Task requirements:
What is needed is an exact copy of the entries below, from the line that contains "Extract all readable text from this page." through the final line, both included, and nothing else.

Provided information:
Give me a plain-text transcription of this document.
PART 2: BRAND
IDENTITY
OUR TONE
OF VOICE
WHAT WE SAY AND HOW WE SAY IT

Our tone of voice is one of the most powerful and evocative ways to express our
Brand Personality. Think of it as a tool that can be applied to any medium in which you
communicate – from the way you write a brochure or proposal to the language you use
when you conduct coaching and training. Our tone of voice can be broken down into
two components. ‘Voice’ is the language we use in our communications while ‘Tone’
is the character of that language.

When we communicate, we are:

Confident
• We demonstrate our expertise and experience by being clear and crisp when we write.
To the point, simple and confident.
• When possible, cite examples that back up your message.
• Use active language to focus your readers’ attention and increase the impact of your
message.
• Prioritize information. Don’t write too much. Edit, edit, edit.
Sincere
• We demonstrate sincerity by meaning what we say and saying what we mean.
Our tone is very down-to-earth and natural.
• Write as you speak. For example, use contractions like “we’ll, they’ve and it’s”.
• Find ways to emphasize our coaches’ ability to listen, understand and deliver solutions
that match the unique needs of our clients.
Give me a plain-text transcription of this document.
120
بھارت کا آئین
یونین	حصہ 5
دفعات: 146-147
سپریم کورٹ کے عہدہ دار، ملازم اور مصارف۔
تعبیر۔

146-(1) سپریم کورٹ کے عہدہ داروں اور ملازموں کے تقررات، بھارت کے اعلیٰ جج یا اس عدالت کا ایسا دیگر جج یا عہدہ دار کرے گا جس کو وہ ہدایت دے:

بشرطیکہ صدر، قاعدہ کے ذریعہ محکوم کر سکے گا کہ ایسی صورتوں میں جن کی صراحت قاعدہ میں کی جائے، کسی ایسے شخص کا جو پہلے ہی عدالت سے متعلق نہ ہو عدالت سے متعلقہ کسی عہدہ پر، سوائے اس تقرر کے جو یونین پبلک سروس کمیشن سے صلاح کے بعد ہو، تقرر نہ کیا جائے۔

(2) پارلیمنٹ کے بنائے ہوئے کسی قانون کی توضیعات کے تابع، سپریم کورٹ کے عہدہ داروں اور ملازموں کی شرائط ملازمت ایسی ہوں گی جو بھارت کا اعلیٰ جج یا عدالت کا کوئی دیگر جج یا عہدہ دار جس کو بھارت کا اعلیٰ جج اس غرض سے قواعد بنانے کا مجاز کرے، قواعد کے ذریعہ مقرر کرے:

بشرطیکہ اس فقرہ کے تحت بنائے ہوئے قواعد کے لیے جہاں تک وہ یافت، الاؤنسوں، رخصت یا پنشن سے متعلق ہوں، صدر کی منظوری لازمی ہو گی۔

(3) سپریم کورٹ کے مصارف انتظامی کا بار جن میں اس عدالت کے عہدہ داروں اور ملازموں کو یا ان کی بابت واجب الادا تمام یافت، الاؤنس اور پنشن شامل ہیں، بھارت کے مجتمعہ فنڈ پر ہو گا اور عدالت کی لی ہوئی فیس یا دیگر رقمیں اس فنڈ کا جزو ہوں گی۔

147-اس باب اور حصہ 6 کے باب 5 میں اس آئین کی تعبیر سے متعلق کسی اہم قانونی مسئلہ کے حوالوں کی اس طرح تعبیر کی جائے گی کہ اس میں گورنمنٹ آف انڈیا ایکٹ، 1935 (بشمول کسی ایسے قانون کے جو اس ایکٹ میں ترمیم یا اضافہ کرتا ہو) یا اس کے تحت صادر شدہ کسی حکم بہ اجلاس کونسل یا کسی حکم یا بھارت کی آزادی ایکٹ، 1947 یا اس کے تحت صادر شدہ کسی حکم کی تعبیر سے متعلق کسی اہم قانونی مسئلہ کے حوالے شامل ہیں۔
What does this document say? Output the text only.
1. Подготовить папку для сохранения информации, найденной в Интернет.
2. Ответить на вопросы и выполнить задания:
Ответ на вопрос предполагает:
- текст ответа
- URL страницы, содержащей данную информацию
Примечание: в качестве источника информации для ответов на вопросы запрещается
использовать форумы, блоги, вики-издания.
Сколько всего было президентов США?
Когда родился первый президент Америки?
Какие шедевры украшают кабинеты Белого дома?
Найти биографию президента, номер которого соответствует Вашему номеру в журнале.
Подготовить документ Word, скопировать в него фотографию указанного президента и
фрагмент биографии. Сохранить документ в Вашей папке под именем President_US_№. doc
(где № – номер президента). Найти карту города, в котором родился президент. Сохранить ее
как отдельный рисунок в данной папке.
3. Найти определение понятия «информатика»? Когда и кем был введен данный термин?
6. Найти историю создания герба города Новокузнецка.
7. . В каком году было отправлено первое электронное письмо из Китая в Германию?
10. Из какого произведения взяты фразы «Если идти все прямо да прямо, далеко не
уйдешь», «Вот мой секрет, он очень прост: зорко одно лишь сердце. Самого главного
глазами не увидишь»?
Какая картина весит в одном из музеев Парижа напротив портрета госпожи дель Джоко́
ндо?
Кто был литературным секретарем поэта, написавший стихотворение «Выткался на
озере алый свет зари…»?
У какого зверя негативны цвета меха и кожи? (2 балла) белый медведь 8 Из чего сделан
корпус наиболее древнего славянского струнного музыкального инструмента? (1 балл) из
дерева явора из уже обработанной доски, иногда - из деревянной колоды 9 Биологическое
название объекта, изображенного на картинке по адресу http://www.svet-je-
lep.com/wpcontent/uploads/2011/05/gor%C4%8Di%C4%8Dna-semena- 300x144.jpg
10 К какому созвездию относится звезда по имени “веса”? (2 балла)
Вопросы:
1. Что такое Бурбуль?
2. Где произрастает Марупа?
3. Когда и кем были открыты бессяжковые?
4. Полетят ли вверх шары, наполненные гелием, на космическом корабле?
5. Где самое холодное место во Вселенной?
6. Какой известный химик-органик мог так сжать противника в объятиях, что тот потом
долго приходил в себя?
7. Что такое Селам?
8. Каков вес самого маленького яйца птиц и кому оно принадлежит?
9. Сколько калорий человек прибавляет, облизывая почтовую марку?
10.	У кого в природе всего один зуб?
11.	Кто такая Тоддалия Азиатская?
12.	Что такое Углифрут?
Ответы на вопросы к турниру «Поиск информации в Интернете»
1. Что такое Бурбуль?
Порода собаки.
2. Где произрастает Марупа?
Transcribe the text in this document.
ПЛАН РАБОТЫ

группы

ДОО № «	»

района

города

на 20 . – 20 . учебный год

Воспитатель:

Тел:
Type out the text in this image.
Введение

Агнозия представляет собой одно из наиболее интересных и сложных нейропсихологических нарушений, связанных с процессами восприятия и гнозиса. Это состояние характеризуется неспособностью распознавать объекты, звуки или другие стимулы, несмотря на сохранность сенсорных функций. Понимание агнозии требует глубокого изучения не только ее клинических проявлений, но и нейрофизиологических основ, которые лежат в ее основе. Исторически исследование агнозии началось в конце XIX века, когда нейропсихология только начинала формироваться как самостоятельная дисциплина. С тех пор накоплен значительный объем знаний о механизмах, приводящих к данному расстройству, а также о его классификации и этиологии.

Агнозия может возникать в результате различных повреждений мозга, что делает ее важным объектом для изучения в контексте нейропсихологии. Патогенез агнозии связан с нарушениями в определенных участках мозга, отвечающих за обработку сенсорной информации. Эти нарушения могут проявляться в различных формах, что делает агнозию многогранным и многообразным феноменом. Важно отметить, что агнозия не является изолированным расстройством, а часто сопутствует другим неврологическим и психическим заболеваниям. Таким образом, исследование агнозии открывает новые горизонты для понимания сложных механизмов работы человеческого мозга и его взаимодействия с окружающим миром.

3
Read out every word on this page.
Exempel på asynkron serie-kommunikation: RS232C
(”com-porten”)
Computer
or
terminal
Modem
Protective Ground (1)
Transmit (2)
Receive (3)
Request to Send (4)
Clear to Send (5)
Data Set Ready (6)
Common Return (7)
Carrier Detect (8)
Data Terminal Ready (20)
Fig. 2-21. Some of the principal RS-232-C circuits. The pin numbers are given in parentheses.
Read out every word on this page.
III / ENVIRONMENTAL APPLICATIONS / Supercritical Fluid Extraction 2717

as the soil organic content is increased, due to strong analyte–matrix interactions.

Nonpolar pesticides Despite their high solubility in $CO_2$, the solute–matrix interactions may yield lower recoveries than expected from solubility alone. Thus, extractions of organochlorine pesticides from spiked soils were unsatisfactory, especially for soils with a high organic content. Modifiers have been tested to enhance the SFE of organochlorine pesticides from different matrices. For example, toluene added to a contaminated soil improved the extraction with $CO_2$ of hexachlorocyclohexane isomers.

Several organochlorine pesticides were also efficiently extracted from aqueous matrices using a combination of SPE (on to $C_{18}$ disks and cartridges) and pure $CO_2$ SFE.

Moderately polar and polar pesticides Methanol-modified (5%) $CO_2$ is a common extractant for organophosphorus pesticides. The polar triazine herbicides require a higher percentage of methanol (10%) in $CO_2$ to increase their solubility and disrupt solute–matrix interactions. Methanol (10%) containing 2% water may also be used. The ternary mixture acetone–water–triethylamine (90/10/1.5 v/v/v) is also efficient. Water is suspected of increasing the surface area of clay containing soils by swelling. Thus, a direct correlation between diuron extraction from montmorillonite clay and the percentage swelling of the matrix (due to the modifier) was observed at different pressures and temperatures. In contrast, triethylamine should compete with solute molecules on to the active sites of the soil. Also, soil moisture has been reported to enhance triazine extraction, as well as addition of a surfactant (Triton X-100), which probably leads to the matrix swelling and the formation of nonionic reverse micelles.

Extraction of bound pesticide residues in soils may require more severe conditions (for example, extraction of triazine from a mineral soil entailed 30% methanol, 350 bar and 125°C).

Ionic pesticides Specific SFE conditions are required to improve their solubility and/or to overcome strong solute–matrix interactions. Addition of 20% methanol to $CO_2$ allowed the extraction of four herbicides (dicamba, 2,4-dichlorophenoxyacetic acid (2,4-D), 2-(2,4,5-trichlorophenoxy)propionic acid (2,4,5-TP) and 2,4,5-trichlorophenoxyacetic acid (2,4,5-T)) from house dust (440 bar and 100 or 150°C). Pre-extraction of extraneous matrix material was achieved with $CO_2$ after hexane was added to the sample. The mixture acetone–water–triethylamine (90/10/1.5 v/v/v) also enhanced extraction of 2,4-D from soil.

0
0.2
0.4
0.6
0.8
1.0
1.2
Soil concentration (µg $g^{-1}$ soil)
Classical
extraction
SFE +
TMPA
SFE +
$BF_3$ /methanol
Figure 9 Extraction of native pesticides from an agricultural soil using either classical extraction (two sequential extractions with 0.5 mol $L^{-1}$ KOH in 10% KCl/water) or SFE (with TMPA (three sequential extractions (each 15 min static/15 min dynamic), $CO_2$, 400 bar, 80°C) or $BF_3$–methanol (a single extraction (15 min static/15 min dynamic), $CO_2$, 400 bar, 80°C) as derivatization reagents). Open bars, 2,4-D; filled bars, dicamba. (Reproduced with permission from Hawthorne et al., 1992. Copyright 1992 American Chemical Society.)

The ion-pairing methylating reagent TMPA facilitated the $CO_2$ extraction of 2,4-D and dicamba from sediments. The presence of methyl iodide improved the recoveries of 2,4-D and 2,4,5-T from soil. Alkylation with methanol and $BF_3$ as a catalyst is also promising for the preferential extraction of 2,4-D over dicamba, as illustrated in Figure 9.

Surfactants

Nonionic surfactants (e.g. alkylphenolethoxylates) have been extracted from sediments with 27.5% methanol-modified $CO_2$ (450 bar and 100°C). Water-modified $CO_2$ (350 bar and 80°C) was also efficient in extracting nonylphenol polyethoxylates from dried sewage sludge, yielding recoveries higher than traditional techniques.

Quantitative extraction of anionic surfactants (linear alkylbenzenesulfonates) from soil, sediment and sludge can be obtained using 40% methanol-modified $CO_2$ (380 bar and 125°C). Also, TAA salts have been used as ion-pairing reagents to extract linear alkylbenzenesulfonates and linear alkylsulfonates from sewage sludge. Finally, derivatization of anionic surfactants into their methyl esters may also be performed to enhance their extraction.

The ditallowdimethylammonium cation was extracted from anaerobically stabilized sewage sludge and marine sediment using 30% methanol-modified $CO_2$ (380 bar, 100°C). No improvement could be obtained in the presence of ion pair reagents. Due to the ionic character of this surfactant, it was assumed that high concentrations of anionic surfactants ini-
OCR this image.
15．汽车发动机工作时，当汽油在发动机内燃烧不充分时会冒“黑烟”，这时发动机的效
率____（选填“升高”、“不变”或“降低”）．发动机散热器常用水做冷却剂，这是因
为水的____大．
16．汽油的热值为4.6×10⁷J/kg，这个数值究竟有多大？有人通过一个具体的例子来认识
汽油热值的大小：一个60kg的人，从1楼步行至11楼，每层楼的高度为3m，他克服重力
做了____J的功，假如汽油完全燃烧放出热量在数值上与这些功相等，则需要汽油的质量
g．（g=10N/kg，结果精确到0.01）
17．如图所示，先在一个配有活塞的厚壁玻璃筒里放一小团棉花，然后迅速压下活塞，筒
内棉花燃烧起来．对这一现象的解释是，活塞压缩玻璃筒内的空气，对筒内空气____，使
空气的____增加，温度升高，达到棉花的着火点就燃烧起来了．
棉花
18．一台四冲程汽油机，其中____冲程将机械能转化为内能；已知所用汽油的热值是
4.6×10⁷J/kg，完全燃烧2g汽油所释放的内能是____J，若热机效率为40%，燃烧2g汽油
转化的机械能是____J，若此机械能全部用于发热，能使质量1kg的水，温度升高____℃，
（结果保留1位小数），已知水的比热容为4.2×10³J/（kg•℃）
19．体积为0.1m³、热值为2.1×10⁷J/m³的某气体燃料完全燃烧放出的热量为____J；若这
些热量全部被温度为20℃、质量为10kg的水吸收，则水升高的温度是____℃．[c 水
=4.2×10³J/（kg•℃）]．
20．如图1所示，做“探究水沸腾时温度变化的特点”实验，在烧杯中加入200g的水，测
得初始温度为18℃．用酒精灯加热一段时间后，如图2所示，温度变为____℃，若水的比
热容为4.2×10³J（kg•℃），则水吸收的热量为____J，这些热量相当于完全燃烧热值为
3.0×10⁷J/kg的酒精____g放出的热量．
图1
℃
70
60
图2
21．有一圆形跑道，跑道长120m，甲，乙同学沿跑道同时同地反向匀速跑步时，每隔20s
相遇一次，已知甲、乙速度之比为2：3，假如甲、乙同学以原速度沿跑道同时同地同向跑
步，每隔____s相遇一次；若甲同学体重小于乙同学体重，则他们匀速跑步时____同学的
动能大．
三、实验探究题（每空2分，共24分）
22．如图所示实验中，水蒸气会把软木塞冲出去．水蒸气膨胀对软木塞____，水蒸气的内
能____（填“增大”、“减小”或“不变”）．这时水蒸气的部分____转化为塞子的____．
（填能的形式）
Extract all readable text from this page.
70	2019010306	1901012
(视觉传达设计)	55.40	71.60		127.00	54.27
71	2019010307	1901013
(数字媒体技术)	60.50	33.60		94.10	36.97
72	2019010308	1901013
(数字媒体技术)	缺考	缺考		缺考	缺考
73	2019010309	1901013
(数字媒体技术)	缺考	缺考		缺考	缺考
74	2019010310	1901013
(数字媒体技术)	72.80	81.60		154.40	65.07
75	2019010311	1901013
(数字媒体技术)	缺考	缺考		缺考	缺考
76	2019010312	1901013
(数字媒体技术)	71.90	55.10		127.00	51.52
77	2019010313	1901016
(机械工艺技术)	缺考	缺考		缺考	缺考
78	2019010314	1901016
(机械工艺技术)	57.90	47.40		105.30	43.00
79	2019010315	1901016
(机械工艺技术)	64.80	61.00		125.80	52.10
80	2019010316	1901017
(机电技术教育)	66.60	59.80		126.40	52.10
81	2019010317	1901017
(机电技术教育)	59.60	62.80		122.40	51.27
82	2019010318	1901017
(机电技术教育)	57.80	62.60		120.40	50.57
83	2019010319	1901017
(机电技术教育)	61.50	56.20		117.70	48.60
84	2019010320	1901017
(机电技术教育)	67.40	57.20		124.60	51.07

Written answer:
Extract all readable text from this page.
70	2019010306	1901012
(视觉传达设计)	55.40	71.60		127.00	54.27
71	2019010307	1901013
(数字媒体技术)	60.50	33.60		94.10	36.97
72	2019010308	1901013
(数字媒体技术)	缺考	缺考		缺考	缺考
73	2019010309	1901013
(数字媒体技术)	缺考	缺考		缺考	缺考
74	2019010310	1901013
(数字媒体技术)	72.80	81.60		154.40	65.07
75	2019010311	1901013
(数字媒体技术)	缺考	缺考		缺考	缺考
76	2019010312	1901013
(数字媒体技术)	71.90	55.10		127.00	51.52
77	2019010313	1901016
(机械工艺技术)	缺考	缺考		缺考	缺考
78	2019010314	1901016
(机械工艺技术)	57.90	47.40		105.30	43.00
79	2019010315	1901016
(机械工艺技术)	64.80	61.00		125.80	52.10
80	2019010316	1901017
(机电技术教育)	66.60	59.80		126.40	52.10
81	2019010317	1901017
(机电技术教育)	59.60	62.80		122.40	51.27
82	2019010318	1901017
(机电技术教育)	57.80	62.60		120.40	50.57
83	2019010319	1901017
(机电技术教育)	61.50	56.20		117.70	48.60
84	2019010320	1901017
(机电技术教育)	67.40	57.20		124.60	51.07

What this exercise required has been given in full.